* What you should do
Review the listing and copy each line that holds the word "Маркировка".

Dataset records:

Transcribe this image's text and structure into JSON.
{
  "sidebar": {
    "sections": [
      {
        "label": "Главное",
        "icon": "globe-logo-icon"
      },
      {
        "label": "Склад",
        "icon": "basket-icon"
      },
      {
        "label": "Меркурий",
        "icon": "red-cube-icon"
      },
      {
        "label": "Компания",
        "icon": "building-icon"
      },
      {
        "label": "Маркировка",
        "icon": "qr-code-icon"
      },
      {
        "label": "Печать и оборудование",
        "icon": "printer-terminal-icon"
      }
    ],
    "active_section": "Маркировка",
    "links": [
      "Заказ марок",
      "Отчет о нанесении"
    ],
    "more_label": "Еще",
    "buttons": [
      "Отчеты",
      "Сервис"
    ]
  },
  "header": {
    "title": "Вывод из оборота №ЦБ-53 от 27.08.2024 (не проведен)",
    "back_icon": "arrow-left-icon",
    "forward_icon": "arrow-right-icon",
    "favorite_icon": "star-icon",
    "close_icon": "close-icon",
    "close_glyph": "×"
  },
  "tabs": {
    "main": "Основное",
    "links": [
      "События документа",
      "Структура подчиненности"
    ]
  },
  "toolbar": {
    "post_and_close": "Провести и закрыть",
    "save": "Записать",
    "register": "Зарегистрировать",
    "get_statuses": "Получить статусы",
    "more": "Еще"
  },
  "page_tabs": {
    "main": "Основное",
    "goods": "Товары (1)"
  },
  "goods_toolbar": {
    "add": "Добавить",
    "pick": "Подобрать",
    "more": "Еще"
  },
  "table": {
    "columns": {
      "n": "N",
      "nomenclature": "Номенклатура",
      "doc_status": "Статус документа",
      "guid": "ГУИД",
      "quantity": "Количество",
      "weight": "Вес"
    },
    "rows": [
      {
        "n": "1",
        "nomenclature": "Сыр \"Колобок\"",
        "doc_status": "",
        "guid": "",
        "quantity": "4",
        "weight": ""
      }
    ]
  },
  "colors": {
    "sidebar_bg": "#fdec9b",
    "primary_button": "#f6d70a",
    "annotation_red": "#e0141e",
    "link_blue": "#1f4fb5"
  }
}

...

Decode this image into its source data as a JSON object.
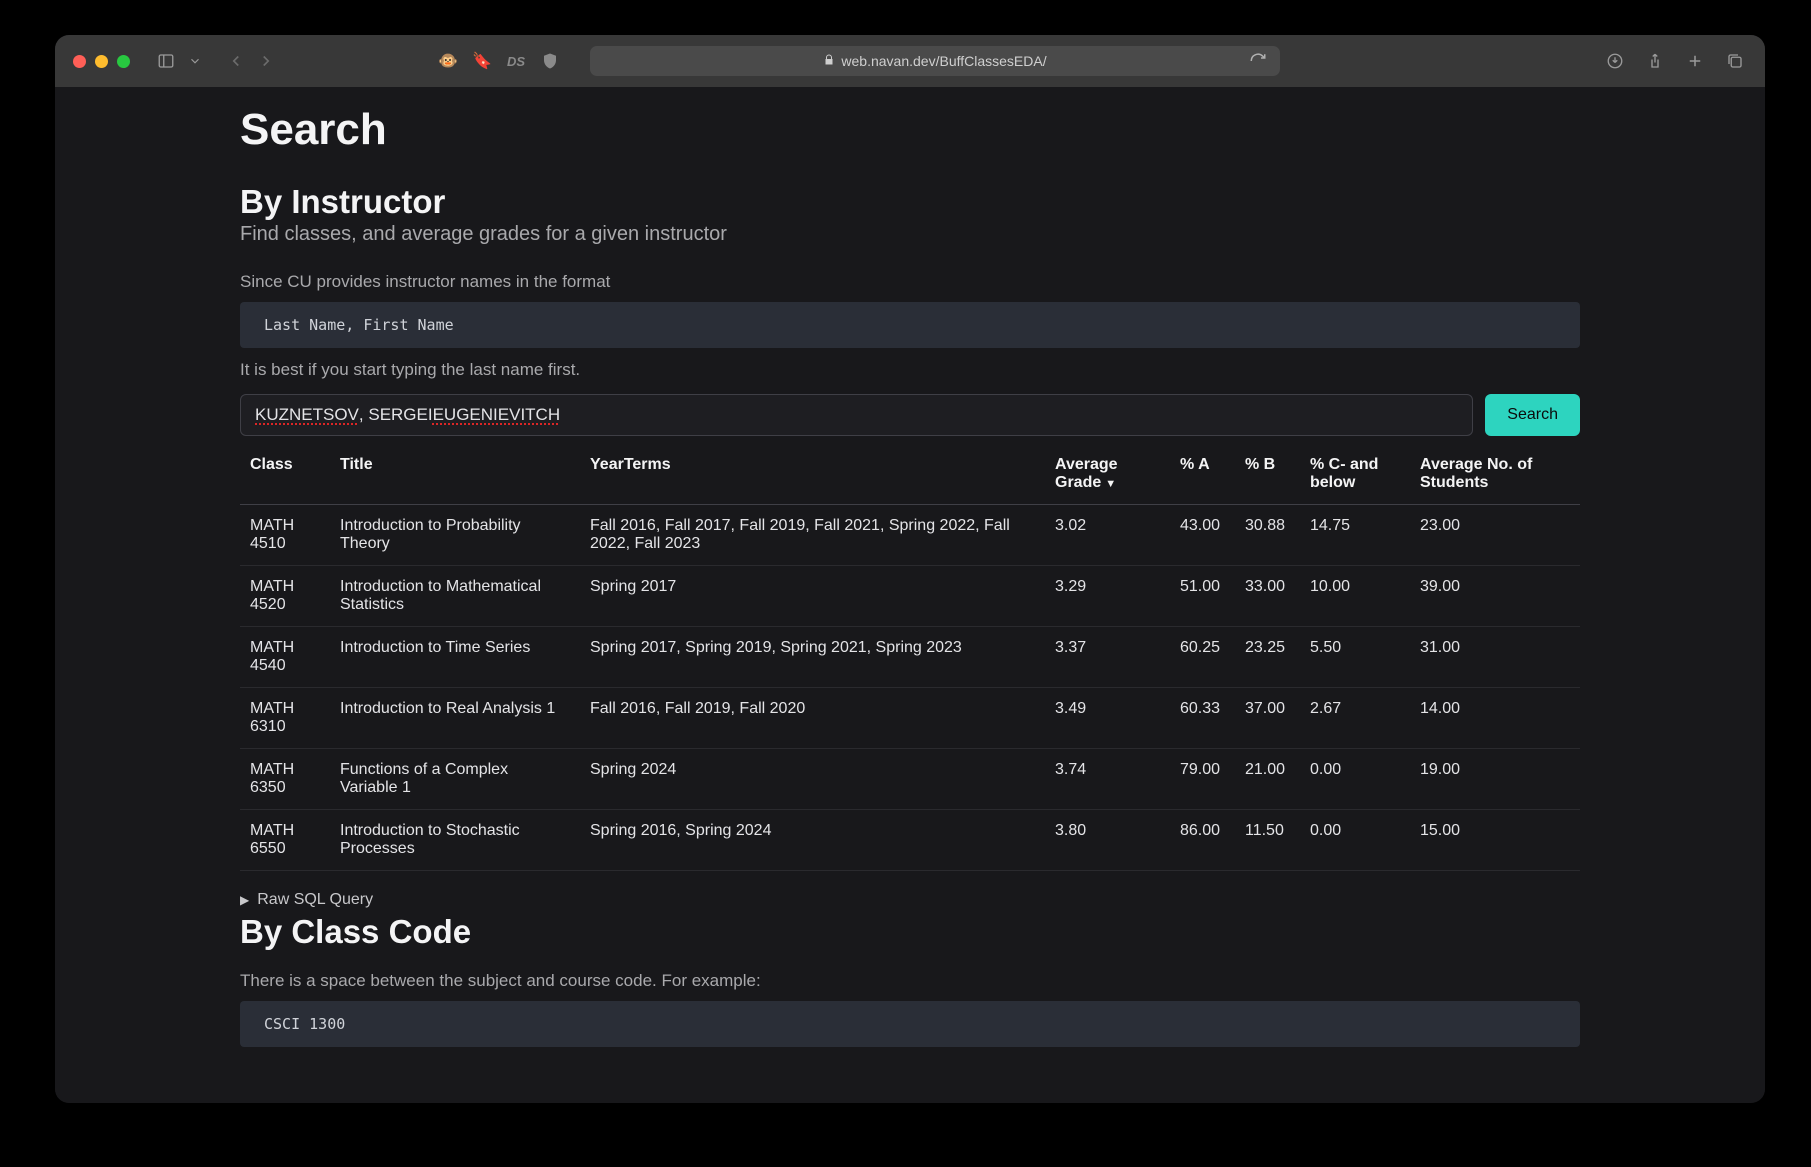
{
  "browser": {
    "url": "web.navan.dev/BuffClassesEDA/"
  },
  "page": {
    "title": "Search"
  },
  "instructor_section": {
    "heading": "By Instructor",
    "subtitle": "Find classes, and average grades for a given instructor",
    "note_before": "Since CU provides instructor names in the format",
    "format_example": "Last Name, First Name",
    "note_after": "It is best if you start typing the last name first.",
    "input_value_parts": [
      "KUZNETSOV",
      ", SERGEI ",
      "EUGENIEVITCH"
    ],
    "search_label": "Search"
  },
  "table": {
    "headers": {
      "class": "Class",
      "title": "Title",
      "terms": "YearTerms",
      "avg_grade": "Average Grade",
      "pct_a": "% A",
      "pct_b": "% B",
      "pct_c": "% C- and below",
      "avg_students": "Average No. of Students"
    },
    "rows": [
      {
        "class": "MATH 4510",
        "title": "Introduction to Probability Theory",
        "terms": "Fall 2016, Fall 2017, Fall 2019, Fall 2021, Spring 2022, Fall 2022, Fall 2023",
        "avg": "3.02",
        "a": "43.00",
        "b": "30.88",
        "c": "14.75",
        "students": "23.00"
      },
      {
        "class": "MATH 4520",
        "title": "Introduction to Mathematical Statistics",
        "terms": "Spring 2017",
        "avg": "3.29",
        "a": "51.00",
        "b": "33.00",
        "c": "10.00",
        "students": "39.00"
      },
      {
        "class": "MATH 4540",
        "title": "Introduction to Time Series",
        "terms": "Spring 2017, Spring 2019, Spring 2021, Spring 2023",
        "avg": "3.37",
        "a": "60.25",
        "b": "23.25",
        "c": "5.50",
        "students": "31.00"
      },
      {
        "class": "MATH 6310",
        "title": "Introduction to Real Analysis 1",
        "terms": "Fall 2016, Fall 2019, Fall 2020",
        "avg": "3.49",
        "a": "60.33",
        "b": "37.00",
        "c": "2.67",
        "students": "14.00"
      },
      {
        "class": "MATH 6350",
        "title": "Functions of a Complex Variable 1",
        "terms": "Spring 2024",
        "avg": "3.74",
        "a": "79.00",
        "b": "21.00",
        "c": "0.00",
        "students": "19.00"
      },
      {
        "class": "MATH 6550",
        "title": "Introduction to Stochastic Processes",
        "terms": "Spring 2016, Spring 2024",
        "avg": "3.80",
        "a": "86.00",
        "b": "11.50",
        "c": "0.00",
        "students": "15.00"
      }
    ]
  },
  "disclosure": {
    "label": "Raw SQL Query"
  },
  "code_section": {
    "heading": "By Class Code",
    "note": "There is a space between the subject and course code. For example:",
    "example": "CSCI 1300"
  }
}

...

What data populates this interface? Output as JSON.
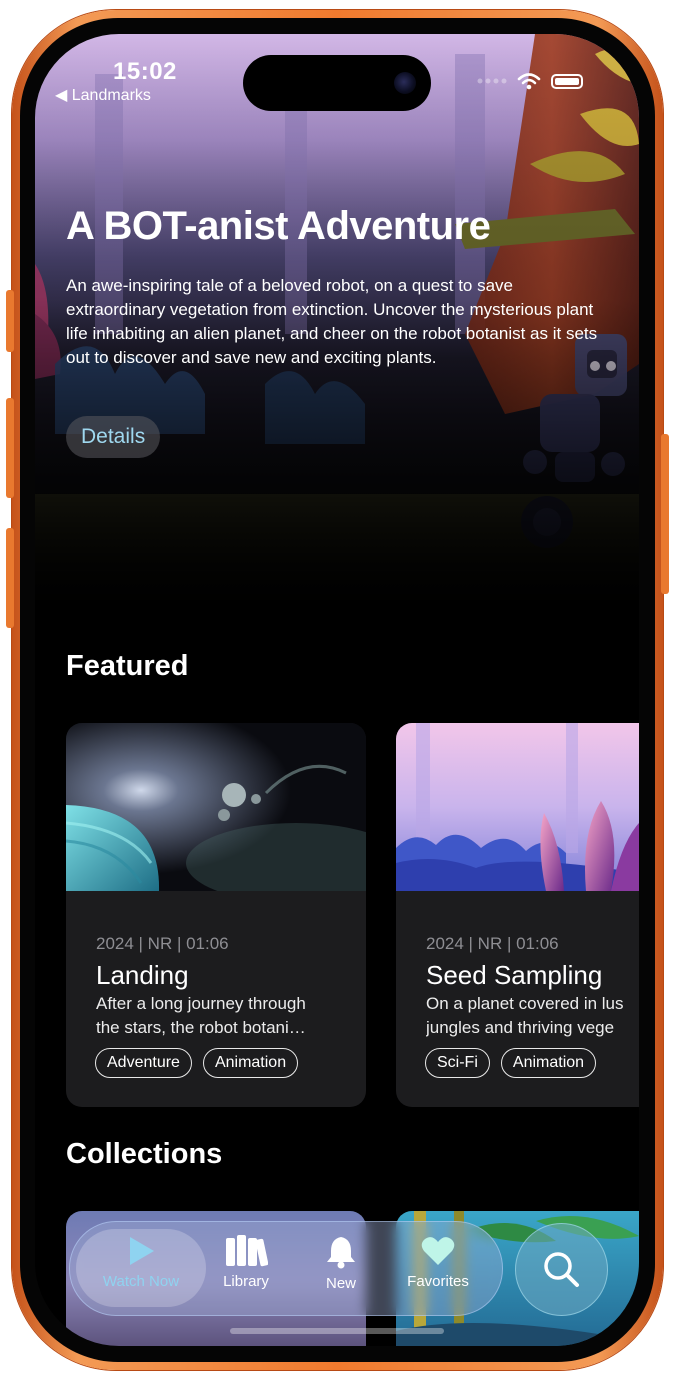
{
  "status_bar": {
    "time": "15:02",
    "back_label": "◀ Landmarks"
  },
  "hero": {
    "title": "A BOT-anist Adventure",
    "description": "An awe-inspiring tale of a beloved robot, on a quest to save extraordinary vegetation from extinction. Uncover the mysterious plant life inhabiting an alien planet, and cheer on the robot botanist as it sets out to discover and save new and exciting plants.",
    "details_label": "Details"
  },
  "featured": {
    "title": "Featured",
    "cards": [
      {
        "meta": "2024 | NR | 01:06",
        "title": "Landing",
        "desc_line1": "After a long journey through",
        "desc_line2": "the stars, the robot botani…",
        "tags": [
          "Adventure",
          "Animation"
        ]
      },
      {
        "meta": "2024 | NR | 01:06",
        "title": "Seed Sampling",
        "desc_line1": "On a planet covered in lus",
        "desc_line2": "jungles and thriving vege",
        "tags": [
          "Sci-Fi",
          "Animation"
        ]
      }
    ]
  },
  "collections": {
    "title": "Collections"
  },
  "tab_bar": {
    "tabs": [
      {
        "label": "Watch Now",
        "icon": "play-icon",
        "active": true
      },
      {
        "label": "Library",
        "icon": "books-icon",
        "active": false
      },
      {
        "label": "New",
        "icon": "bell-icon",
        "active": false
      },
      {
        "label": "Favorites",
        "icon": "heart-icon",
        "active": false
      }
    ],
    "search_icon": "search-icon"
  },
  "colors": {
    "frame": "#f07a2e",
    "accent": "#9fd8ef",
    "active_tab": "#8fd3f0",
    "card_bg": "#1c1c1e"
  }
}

* Output of the task
        "label": "Маркировка",
    "active_section": "Маркировка",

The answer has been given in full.